**** Exercise material

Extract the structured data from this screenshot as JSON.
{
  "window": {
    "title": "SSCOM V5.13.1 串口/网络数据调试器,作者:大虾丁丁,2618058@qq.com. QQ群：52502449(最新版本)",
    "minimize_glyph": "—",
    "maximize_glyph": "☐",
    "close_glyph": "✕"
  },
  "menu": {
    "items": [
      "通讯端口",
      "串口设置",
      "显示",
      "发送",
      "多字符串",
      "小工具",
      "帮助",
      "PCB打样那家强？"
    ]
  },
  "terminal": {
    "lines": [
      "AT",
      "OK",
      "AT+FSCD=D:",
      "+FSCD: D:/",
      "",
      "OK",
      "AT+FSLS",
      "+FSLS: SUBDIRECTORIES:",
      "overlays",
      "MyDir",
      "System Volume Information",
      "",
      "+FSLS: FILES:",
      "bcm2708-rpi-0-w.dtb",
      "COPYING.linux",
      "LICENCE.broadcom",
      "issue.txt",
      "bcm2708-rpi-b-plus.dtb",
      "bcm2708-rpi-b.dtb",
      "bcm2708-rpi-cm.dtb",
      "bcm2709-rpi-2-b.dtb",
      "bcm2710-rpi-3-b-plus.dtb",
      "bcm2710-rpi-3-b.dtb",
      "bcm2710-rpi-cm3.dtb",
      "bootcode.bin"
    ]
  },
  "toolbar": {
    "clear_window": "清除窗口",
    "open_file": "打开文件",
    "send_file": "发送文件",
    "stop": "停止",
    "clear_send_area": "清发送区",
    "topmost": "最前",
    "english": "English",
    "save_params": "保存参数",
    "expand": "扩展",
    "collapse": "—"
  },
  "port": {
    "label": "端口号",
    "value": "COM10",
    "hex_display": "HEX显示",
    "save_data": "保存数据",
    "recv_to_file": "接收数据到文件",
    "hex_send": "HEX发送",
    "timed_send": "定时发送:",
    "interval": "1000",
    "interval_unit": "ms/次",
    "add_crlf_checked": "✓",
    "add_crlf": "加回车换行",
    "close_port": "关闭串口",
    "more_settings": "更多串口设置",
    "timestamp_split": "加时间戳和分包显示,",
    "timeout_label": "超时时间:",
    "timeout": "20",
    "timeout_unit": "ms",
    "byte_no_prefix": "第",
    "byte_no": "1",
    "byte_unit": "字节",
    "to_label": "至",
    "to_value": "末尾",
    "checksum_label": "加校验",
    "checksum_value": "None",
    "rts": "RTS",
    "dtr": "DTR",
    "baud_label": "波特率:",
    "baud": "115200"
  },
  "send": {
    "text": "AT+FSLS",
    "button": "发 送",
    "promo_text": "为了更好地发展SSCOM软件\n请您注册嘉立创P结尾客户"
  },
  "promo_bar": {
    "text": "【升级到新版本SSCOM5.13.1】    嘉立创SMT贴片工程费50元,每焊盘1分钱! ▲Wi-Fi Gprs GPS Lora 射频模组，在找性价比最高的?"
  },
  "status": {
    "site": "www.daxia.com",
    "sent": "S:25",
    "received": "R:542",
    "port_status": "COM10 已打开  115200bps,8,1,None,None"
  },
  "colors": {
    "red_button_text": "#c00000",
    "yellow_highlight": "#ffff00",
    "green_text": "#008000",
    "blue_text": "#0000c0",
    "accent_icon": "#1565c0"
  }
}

********

Your task. Write every record out again, unaltered.

Exercise result.
Extract the structured data from this screenshot as JSON.
{
  "window": {
    "title": "SSCOM V5.13.1 串口/网络数据调试器,作者:大虾丁丁,2618058@qq.com. QQ群：52502449(最新版本)",
    "minimize_glyph": "—",
    "maximize_glyph": "☐",
    "close_glyph": "✕"
  },
  "menu": {
    "items": [
      "通讯端口",
      "串口设置",
      "显示",
      "发送",
      "多字符串",
      "小工具",
      "帮助",
      "PCB打样那家强？"
    ]
  },
  "terminal": {
    "lines": [
      "AT",
      "OK",
      "AT+FSCD=D:",
      "+FSCD: D:/",
      "",
      "OK",
      "AT+FSLS",
      "+FSLS: SUBDIRECTORIES:",
      "overlays",
      "MyDir",
      "System Volume Information",
      "",
      "+FSLS: FILES:",
      "bcm2708-rpi-0-w.dtb",
      "COPYING.linux",
      "LICENCE.broadcom",
      "issue.txt",
      "bcm2708-rpi-b-plus.dtb",
      "bcm2708-rpi-b.dtb",
      "bcm2708-rpi-cm.dtb",
      "bcm2709-rpi-2-b.dtb",
      "bcm2710-rpi-3-b-plus.dtb",
      "bcm2710-rpi-3-b.dtb",
      "bcm2710-rpi-cm3.dtb",
      "bootcode.bin"
    ]
  },
  "toolbar": {
    "clear_window": "清除窗口",
    "open_file": "打开文件",
    "send_file": "发送文件",
    "stop": "停止",
    "clear_send_area": "清发送区",
    "topmost": "最前",
    "english": "English",
    "save_params": "保存参数",
    "expand": "扩展",
    "collapse": "—"
  },
  "port": {
    "label": "端口号",
    "value": "COM10",
    "hex_display": "HEX显示",
    "save_data": "保存数据",
    "recv_to_file": "接收数据到文件",
    "hex_send": "HEX发送",
    "timed_send": "定时发送:",
    "interval": "1000",
    "interval_unit": "ms/次",
    "add_crlf_checked": "✓",
    "add_crlf": "加回车换行",
    "close_port": "关闭串口",
    "more_settings": "更多串口设置",
    "timestamp_split": "加时间戳和分包显示,",
    "timeout_label": "超时时间:",
    "timeout": "20",
    "timeout_unit": "ms",
    "byte_no_prefix": "第",
    "byte_no": "1",
    "byte_unit": "字节",
    "to_label": "至",
    "to_value": "末尾",
    "checksum_label": "加校验",
    "checksum_value": "None",
    "rts": "RTS",
    "dtr": "DTR",
    "baud_label": "波特率:",
    "baud": "115200"
  },
  "send": {
    "text": "AT+FSLS",
    "button": "发 送",
    "promo_text": "为了更好地发展SSCOM软件\n请您注册嘉立创P结尾客户"
  },
  "promo_bar": {
    "text": "【升级到新版本SSCOM5.13.1】    嘉立创SMT贴片工程费50元,每焊盘1分钱! ▲Wi-Fi Gprs GPS Lora 射频模组，在找性价比最高的?"
  },
  "status": {
    "site": "www.daxia.com",
    "sent": "S:25",
    "received": "R:542",
    "port_status": "COM10 已打开  115200bps,8,1,None,None"
  },
  "colors": {
    "red_button_text": "#c00000",
    "yellow_highlight": "#ffff00",
    "green_text": "#008000",
    "blue_text": "#0000c0",
    "accent_icon": "#1565c0"
  }
}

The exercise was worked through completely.